__Rows__

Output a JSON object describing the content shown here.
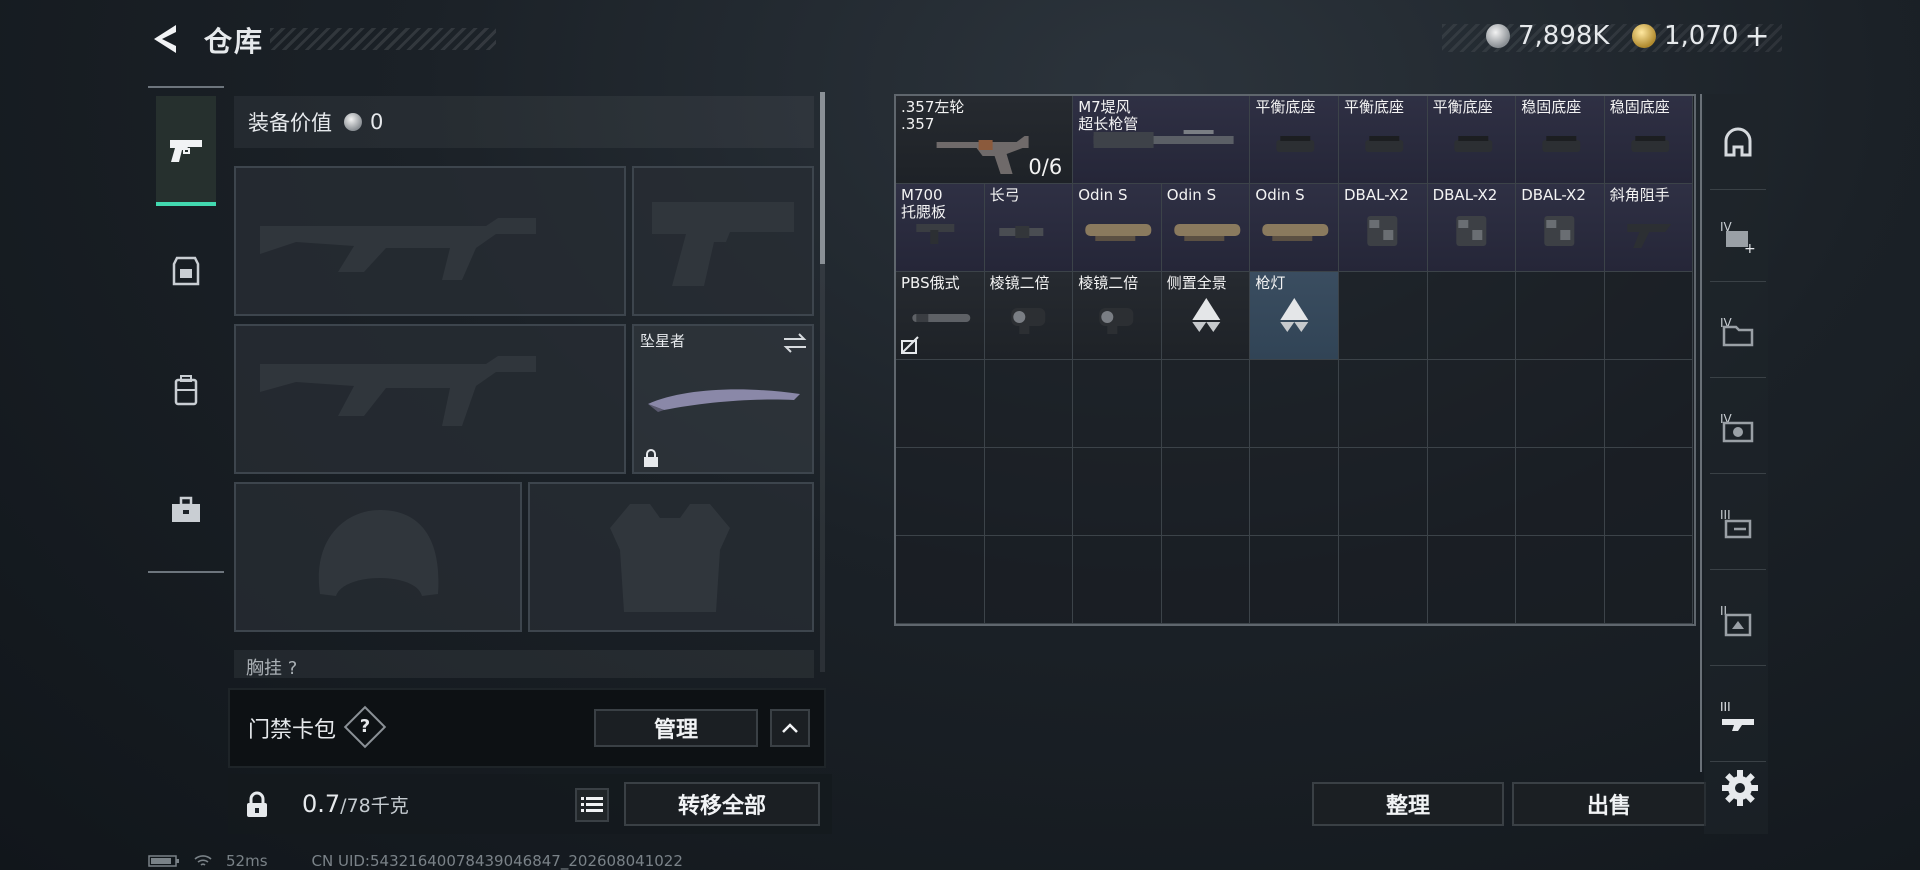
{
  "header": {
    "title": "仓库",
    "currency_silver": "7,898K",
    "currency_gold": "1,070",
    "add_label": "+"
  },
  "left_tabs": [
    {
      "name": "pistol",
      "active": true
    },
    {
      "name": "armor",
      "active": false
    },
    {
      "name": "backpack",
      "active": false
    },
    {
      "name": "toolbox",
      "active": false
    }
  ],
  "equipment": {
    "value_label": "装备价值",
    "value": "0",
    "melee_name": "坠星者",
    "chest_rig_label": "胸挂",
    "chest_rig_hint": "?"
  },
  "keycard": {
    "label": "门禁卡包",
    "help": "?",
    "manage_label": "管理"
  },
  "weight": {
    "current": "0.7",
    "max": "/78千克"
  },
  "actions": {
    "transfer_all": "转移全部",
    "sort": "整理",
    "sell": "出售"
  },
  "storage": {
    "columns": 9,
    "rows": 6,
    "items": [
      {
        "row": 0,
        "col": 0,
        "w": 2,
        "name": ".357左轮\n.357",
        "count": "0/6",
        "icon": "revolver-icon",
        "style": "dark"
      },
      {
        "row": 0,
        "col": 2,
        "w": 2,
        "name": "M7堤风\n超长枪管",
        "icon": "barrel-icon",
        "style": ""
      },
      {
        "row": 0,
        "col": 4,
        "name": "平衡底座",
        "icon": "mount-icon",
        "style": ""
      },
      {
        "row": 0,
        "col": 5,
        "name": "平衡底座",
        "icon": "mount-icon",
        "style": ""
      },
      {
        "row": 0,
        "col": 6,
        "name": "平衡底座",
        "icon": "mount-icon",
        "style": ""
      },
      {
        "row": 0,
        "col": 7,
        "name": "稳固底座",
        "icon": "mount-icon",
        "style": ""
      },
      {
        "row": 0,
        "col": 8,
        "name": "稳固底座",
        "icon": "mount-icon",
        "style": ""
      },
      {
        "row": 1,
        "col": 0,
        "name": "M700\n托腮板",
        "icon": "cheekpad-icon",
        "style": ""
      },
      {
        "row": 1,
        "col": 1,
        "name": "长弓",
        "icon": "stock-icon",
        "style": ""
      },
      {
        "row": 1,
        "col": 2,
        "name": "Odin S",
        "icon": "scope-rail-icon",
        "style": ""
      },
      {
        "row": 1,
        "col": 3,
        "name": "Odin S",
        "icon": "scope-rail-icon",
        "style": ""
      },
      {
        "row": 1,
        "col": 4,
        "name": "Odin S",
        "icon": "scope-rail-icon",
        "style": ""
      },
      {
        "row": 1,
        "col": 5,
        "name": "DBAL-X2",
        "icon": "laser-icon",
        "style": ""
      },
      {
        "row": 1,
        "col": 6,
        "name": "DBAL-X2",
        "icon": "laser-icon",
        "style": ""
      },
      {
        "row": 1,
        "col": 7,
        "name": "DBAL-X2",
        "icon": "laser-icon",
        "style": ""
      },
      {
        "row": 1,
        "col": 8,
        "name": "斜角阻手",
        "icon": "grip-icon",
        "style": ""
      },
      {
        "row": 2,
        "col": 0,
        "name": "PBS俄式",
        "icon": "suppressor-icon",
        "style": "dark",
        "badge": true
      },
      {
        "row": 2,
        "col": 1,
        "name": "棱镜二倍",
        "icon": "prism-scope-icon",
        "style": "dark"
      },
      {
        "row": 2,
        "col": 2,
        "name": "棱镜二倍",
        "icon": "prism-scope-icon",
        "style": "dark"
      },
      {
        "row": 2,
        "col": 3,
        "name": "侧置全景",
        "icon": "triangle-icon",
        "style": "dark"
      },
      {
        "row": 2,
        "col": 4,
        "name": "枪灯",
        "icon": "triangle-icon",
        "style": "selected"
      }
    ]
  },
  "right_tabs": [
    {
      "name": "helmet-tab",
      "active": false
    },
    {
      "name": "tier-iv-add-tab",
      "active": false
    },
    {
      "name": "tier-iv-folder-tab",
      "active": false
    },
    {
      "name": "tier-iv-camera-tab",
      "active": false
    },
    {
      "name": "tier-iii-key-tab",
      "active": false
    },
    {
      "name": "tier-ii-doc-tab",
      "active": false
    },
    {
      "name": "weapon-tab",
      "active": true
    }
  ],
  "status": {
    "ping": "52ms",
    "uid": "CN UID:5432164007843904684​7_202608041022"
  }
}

__Your goal__
Return only the number of lines in the preceding records that contain the string "tier".

__Solution for this exercise__
5